* **Task requirements**: Extract all records. Keep each one exact.

* begin Entries *

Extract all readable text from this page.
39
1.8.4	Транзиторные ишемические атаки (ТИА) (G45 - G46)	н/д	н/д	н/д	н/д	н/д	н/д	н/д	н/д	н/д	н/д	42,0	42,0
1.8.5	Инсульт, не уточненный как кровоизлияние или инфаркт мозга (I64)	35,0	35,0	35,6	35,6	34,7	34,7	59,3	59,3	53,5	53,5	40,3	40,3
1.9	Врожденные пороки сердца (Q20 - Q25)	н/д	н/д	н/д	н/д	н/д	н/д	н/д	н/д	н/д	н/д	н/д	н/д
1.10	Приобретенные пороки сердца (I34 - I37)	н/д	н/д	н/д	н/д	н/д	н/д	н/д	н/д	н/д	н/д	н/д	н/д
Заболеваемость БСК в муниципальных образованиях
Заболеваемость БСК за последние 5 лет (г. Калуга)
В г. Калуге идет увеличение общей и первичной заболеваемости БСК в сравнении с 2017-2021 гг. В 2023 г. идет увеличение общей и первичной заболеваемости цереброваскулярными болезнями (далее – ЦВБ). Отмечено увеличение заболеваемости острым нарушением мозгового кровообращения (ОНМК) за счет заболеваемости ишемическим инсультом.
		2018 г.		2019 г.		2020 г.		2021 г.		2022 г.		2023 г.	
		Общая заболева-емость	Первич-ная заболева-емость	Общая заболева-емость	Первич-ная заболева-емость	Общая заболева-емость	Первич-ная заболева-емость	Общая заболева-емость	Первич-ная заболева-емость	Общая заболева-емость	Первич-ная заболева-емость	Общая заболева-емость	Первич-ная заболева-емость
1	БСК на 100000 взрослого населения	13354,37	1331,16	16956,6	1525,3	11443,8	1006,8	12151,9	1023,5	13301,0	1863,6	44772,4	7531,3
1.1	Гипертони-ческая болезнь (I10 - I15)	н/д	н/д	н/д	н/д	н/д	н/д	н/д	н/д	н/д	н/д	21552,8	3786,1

* end Entries *

* **Problem solution**:
Extract all readable text from this page.
39
1.8.4	Транзиторные ишемические атаки (ТИА) (G45 - G46)	н/д	н/д	н/д	н/д	н/д	н/д	н/д	н/д	н/д	н/д	42,0	42,0
1.8.5	Инсульт, не уточненный как кровоизлияние или инфаркт мозга (I64)	35,0	35,0	35,6	35,6	34,7	34,7	59,3	59,3	53,5	53,5	40,3	40,3
1.9	Врожденные пороки сердца (Q20 - Q25)	н/д	н/д	н/д	н/д	н/д	н/д	н/д	н/д	н/д	н/д	н/д	н/д
1.10	Приобретенные пороки сердца (I34 - I37)	н/д	н/д	н/д	н/д	н/д	н/д	н/д	н/д	н/д	н/д	н/д	н/д
Заболеваемость БСК в муниципальных образованиях
Заболеваемость БСК за последние 5 лет (г. Калуга)
В г. Калуге идет увеличение общей и первичной заболеваемости БСК в сравнении с 2017-2021 гг. В 2023 г. идет увеличение общей и первичной заболеваемости цереброваскулярными болезнями (далее – ЦВБ). Отмечено увеличение заболеваемости острым нарушением мозгового кровообращения (ОНМК) за счет заболеваемости ишемическим инсультом.
		2018 г.		2019 г.		2020 г.		2021 г.		2022 г.		2023 г.	
		Общая заболева-емость	Первич-ная заболева-емость	Общая заболева-емость	Первич-ная заболева-емость	Общая заболева-емость	Первич-ная заболева-емость	Общая заболева-емость	Первич-ная заболева-емость	Общая заболева-емость	Первич-ная заболева-емость	Общая заболева-емость	Первич-ная заболева-емость
1	БСК на 100000 взрослого населения	13354,37	1331,16	16956,6	1525,3	11443,8	1006,8	12151,9	1023,5	13301,0	1863,6	44772,4	7531,3
1.1	Гипертони-ческая болезнь (I10 - I15)	н/д	н/д	н/д	н/д	н/д	н/д	н/д	н/д	н/д	н/д	21552,8	3786,1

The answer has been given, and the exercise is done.